┌─ Excerpted data

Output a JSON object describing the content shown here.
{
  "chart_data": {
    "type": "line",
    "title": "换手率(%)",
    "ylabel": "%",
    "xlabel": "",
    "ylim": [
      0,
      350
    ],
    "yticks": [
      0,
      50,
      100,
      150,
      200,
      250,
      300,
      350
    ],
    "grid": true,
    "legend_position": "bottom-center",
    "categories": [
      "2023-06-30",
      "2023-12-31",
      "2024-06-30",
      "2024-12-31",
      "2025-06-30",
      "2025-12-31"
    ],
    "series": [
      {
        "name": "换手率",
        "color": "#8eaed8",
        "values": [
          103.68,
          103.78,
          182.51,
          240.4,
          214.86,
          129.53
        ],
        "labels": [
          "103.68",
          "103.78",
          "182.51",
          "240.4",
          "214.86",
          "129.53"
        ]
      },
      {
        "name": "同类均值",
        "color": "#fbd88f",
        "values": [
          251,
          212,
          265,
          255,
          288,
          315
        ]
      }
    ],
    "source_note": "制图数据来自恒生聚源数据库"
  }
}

└─
┌─ Excerpted data

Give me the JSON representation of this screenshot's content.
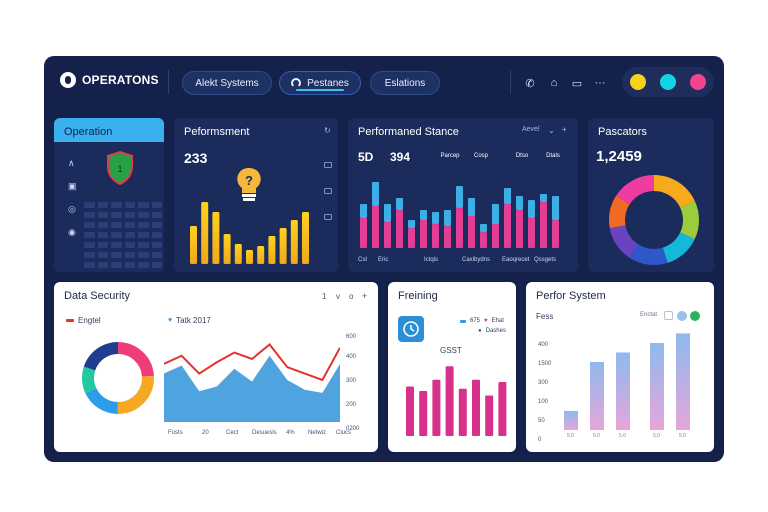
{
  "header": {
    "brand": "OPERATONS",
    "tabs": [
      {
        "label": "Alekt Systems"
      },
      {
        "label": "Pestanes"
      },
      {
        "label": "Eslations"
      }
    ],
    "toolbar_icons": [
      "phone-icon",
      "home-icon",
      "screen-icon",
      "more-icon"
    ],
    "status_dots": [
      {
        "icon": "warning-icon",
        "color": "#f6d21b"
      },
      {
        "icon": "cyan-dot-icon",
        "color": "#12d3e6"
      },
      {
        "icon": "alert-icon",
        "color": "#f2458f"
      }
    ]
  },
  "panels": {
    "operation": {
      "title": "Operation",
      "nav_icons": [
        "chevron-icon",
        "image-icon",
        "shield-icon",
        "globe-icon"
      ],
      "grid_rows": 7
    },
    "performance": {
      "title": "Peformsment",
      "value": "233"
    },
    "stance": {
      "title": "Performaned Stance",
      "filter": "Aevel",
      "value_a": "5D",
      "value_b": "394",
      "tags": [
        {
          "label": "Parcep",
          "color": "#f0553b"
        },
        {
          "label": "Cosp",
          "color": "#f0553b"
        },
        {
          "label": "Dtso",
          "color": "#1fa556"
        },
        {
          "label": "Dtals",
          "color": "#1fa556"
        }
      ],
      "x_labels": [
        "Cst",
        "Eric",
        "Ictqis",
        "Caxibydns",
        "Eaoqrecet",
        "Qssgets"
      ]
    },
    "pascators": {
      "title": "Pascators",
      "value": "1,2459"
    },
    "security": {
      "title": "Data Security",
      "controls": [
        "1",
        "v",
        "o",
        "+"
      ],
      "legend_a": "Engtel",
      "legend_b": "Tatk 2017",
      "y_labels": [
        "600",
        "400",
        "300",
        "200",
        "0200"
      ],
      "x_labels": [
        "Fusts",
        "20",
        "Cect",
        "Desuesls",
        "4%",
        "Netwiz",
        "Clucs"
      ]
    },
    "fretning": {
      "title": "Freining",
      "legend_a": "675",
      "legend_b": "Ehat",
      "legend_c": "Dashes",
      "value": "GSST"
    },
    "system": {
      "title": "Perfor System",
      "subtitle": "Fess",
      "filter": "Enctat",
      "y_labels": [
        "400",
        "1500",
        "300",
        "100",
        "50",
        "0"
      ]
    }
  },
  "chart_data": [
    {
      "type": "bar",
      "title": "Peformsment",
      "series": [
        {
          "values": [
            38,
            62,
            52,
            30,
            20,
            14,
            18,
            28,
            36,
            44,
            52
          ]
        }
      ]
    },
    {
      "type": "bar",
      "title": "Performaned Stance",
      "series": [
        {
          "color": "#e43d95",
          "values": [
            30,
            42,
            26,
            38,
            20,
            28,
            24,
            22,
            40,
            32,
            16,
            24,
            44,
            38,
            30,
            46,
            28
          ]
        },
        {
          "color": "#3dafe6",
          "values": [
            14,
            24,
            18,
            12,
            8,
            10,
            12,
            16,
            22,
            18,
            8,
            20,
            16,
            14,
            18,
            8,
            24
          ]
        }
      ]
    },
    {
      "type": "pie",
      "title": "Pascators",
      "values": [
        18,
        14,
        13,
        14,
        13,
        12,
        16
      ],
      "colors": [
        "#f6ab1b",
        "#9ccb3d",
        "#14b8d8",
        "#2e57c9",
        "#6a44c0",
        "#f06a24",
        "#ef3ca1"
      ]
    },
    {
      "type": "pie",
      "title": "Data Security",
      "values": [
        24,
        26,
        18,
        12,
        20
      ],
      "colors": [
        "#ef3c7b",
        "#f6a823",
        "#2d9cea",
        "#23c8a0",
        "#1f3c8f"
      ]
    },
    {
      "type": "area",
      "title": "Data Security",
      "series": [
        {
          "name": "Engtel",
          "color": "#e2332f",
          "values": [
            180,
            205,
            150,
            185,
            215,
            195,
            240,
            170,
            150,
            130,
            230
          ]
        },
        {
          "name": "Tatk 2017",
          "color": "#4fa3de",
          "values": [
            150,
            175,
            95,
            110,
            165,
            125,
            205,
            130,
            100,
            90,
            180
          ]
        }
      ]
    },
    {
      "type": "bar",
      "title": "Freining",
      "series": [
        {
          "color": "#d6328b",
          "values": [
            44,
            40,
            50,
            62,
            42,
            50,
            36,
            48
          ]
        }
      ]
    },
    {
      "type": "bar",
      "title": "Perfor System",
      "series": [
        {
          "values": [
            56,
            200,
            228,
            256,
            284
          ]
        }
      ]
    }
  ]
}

└─
┌─ Excerpted data

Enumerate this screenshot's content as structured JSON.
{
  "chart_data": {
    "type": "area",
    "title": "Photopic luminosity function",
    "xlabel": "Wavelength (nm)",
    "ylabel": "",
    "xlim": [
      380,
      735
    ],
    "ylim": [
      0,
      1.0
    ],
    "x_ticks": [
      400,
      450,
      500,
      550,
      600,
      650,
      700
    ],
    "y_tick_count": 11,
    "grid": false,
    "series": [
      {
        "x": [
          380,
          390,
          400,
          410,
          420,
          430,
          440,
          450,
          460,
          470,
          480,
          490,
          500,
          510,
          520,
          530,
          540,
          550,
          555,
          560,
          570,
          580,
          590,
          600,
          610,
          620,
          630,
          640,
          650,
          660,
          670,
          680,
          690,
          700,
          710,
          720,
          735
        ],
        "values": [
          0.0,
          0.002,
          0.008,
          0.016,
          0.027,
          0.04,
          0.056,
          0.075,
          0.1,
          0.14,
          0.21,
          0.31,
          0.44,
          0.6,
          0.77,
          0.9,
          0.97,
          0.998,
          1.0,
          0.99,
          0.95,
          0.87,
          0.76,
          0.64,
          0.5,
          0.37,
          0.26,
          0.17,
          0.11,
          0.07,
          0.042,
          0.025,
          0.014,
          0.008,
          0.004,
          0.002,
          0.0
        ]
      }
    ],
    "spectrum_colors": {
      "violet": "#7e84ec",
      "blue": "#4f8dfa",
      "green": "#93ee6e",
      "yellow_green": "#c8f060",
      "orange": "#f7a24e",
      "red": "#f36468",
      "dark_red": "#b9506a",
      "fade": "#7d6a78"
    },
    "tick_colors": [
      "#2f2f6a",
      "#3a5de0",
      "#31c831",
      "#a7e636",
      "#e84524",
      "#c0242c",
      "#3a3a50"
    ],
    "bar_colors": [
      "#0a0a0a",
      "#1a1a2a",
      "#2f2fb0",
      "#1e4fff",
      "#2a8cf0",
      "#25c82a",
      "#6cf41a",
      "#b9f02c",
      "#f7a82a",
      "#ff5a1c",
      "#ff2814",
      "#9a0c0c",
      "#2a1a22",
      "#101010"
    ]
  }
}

└─

* [What you have to do]: In the entries above, find each line with the word "JSON" and copy it.

* [Output for this exercise]:
Output a JSON object describing the content shown here.
Give me the JSON representation of this screenshot's content.
Enumerate this screenshot's content as structured JSON.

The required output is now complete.